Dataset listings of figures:
_____
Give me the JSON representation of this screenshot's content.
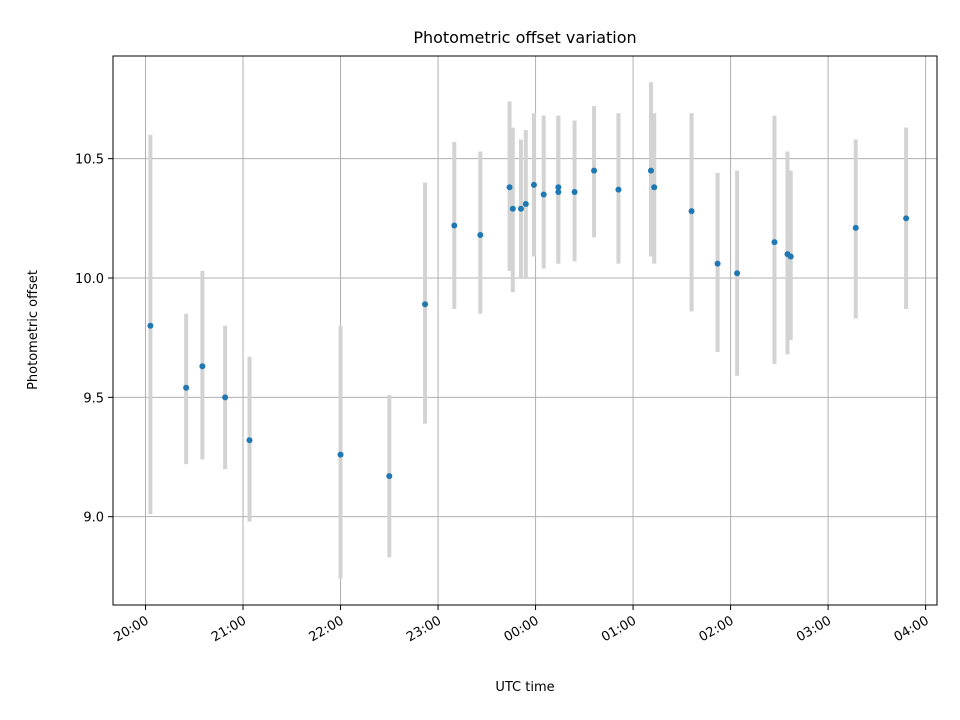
{
  "chart_data": {
    "type": "scatter",
    "title": "Photometric offset variation",
    "xlabel": "UTC time",
    "ylabel": "Photometric offset",
    "x_axis": {
      "kind": "time",
      "start": "20:00",
      "range": [
        "19:40",
        "04:07"
      ],
      "ticks": [
        "20:00",
        "21:00",
        "22:00",
        "23:00",
        "00:00",
        "01:00",
        "02:00",
        "03:00",
        "04:00"
      ]
    },
    "y_axis": {
      "range": [
        8.63,
        10.93
      ],
      "ticks": [
        9.0,
        9.5,
        10.0,
        10.5
      ],
      "tick_labels": [
        "9.0",
        "9.5",
        "10.0",
        "10.5"
      ]
    },
    "grid": true,
    "colors": {
      "point": "#1f77b4",
      "error_bar": "#d3d3d3",
      "grid": "#b0b0b0"
    },
    "series": [
      {
        "points": [
          {
            "x": "20:03",
            "y": 9.8,
            "low": 9.01,
            "high": 10.6
          },
          {
            "x": "20:25",
            "y": 9.54,
            "low": 9.22,
            "high": 9.85
          },
          {
            "x": "20:35",
            "y": 9.63,
            "low": 9.24,
            "high": 10.03
          },
          {
            "x": "20:49",
            "y": 9.5,
            "low": 9.2,
            "high": 9.8
          },
          {
            "x": "21:04",
            "y": 9.32,
            "low": 8.98,
            "high": 9.67
          },
          {
            "x": "22:00",
            "y": 9.26,
            "low": 8.74,
            "high": 9.8
          },
          {
            "x": "22:30",
            "y": 9.17,
            "low": 8.83,
            "high": 9.51
          },
          {
            "x": "22:52",
            "y": 9.89,
            "low": 9.39,
            "high": 10.4
          },
          {
            "x": "23:10",
            "y": 10.22,
            "low": 9.87,
            "high": 10.57
          },
          {
            "x": "23:26",
            "y": 10.18,
            "low": 9.85,
            "high": 10.53
          },
          {
            "x": "23:44",
            "y": 10.38,
            "low": 10.03,
            "high": 10.74
          },
          {
            "x": "23:46",
            "y": 10.29,
            "low": 9.94,
            "high": 10.63
          },
          {
            "x": "23:51",
            "y": 10.29,
            "low": 10.0,
            "high": 10.58
          },
          {
            "x": "23:54",
            "y": 10.31,
            "low": 10.0,
            "high": 10.62
          },
          {
            "x": "23:59",
            "y": 10.39,
            "low": 10.09,
            "high": 10.69
          },
          {
            "x": "00:05",
            "y": 10.35,
            "low": 10.04,
            "high": 10.68
          },
          {
            "x": "00:14",
            "y": 10.36,
            "low": 10.06,
            "high": 10.68
          },
          {
            "x": "00:14",
            "y": 10.38,
            "low": 10.06,
            "high": 10.68
          },
          {
            "x": "00:24",
            "y": 10.36,
            "low": 10.07,
            "high": 10.66
          },
          {
            "x": "00:36",
            "y": 10.45,
            "low": 10.17,
            "high": 10.72
          },
          {
            "x": "00:51",
            "y": 10.37,
            "low": 10.06,
            "high": 10.69
          },
          {
            "x": "01:11",
            "y": 10.45,
            "low": 10.09,
            "high": 10.82
          },
          {
            "x": "01:13",
            "y": 10.38,
            "low": 10.06,
            "high": 10.69
          },
          {
            "x": "01:36",
            "y": 10.28,
            "low": 9.86,
            "high": 10.69
          },
          {
            "x": "01:52",
            "y": 10.06,
            "low": 9.69,
            "high": 10.44
          },
          {
            "x": "02:04",
            "y": 10.02,
            "low": 9.59,
            "high": 10.45
          },
          {
            "x": "02:27",
            "y": 10.15,
            "low": 9.64,
            "high": 10.68
          },
          {
            "x": "02:35",
            "y": 10.1,
            "low": 9.68,
            "high": 10.53
          },
          {
            "x": "02:37",
            "y": 10.09,
            "low": 9.74,
            "high": 10.45
          },
          {
            "x": "03:17",
            "y": 10.21,
            "low": 9.83,
            "high": 10.58
          },
          {
            "x": "03:48",
            "y": 10.25,
            "low": 9.87,
            "high": 10.63
          }
        ]
      }
    ]
  }
}
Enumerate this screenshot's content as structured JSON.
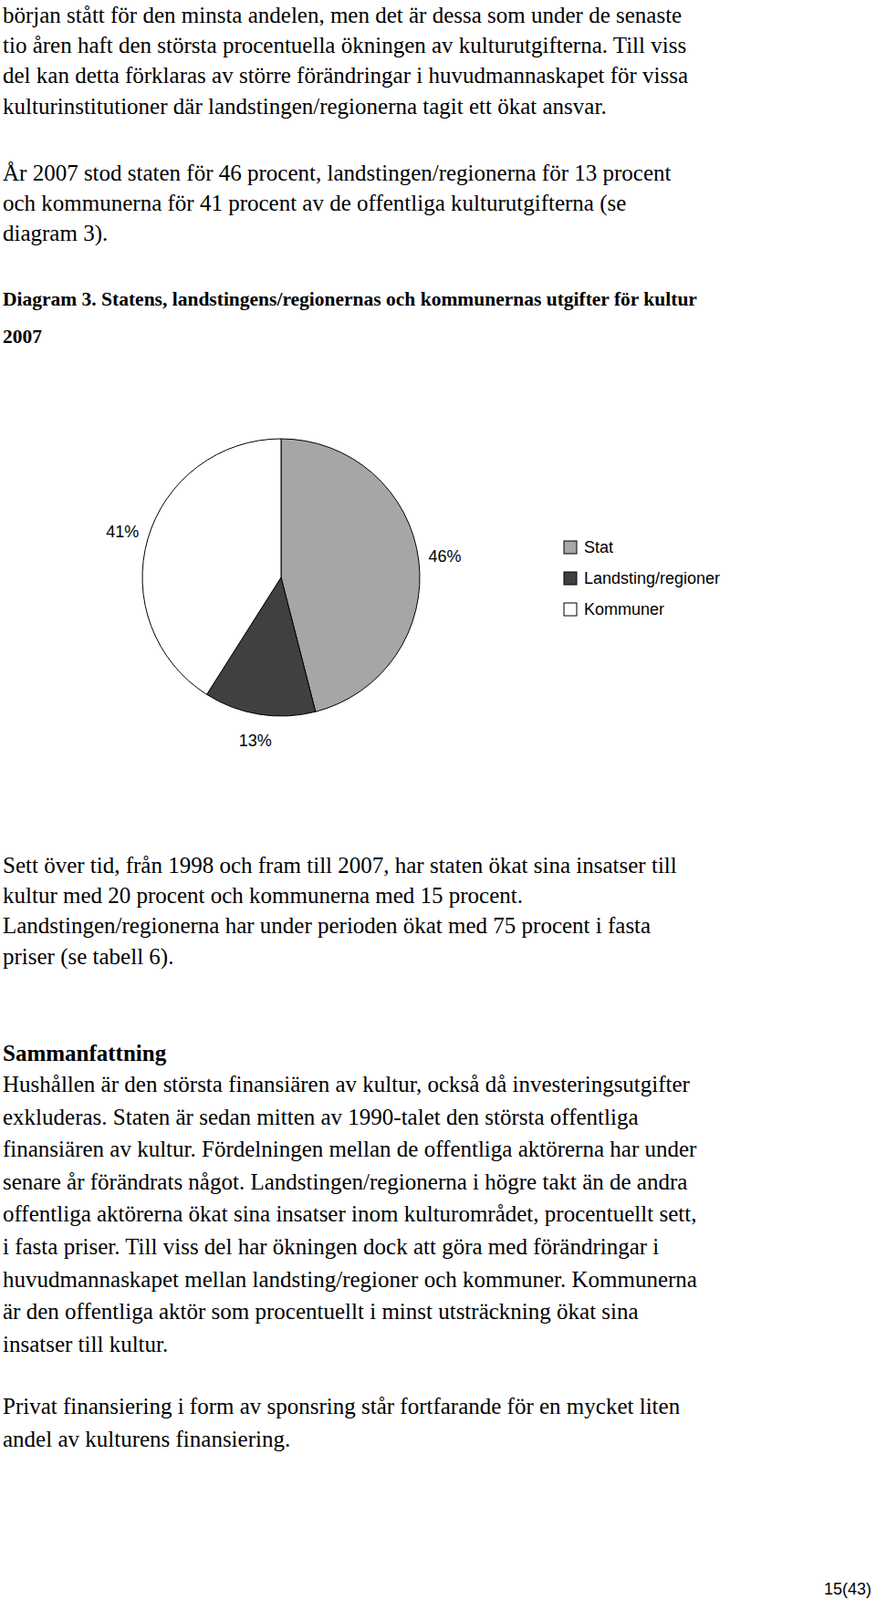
_____
__EXERCISE TASK__
Above are records with pictures; repeat the records exactly and leave the pictures out.

__EXERCISE RESPONSE__
Give me the JSON representation of this screenshot's content.
{
  "chart_data": {
    "type": "scatter",
    "title": "Photometric offset variation",
    "xlabel": "UTC time",
    "ylabel": "Photometric offset",
    "x_axis": {
      "kind": "time",
      "start": "20:00",
      "range": [
        "19:40",
        "04:07"
      ],
      "ticks": [
        "20:00",
        "21:00",
        "22:00",
        "23:00",
        "00:00",
        "01:00",
        "02:00",
        "03:00",
        "04:00"
      ]
    },
    "y_axis": {
      "range": [
        8.63,
        10.93
      ],
      "ticks": [
        9.0,
        9.5,
        10.0,
        10.5
      ],
      "tick_labels": [
        "9.0",
        "9.5",
        "10.0",
        "10.5"
      ]
    },
    "grid": true,
    "colors": {
      "point": "#1f77b4",
      "error_bar": "#d3d3d3",
      "grid": "#b0b0b0"
    },
    "series": [
      {
        "points": [
          {
            "x": "20:03",
            "y": 9.8,
            "low": 9.01,
            "high": 10.6
          },
          {
            "x": "20:25",
            "y": 9.54,
            "low": 9.22,
            "high": 9.85
          },
          {
            "x": "20:35",
            "y": 9.63,
            "low": 9.24,
            "high": 10.03
          },
          {
            "x": "20:49",
            "y": 9.5,
            "low": 9.2,
            "high": 9.8
          },
          {
            "x": "21:04",
            "y": 9.32,
            "low": 8.98,
            "high": 9.67
          },
          {
            "x": "22:00",
            "y": 9.26,
            "low": 8.74,
            "high": 9.8
          },
          {
            "x": "22:30",
            "y": 9.17,
            "low": 8.83,
            "high": 9.51
          },
          {
            "x": "22:52",
            "y": 9.89,
            "low": 9.39,
            "high": 10.4
          },
          {
            "x": "23:10",
            "y": 10.22,
            "low": 9.87,
            "high": 10.57
          },
          {
            "x": "23:26",
            "y": 10.18,
            "low": 9.85,
            "high": 10.53
          },
          {
            "x": "23:44",
            "y": 10.38,
            "low": 10.03,
            "high": 10.74
          },
          {
            "x": "23:46",
            "y": 10.29,
            "low": 9.94,
            "high": 10.63
          },
          {
            "x": "23:51",
            "y": 10.29,
            "low": 10.0,
            "high": 10.58
          },
          {
            "x": "23:54",
            "y": 10.31,
            "low": 10.0,
            "high": 10.62
          },
          {
            "x": "23:59",
            "y": 10.39,
            "low": 10.09,
            "high": 10.69
          },
          {
            "x": "00:05",
            "y": 10.35,
            "low": 10.04,
            "high": 10.68
          },
          {
            "x": "00:14",
            "y": 10.36,
            "low": 10.06,
            "high": 10.68
          },
          {
            "x": "00:14",
            "y": 10.38,
            "low": 10.06,
            "high": 10.68
          },
          {
            "x": "00:24",
            "y": 10.36,
            "low": 10.07,
            "high": 10.66
          },
          {
            "x": "00:36",
            "y": 10.45,
            "low": 10.17,
            "high": 10.72
          },
          {
            "x": "00:51",
            "y": 10.37,
            "low": 10.06,
            "high": 10.69
          },
          {
            "x": "01:11",
            "y": 10.45,
            "low": 10.09,
            "high": 10.82
          },
          {
            "x": "01:13",
            "y": 10.38,
            "low": 10.06,
            "high": 10.69
          },
          {
            "x": "01:36",
            "y": 10.28,
            "low": 9.86,
            "high": 10.69
          },
          {
            "x": "01:52",
            "y": 10.06,
            "low": 9.69,
            "high": 10.44
          },
          {
            "x": "02:04",
            "y": 10.02,
            "low": 9.59,
            "high": 10.45
          },
          {
            "x": "02:27",
            "y": 10.15,
            "low": 9.64,
            "high": 10.68
          },
          {
            "x": "02:35",
            "y": 10.1,
            "low": 9.68,
            "high": 10.53
          },
          {
            "x": "02:37",
            "y": 10.09,
            "low": 9.74,
            "high": 10.45
          },
          {
            "x": "03:17",
            "y": 10.21,
            "low": 9.83,
            "high": 10.58
          },
          {
            "x": "03:48",
            "y": 10.25,
            "low": 9.87,
            "high": 10.63
          }
        ]
      }
    ]
  }
}
Enumerate this screenshot's content as structured JSON.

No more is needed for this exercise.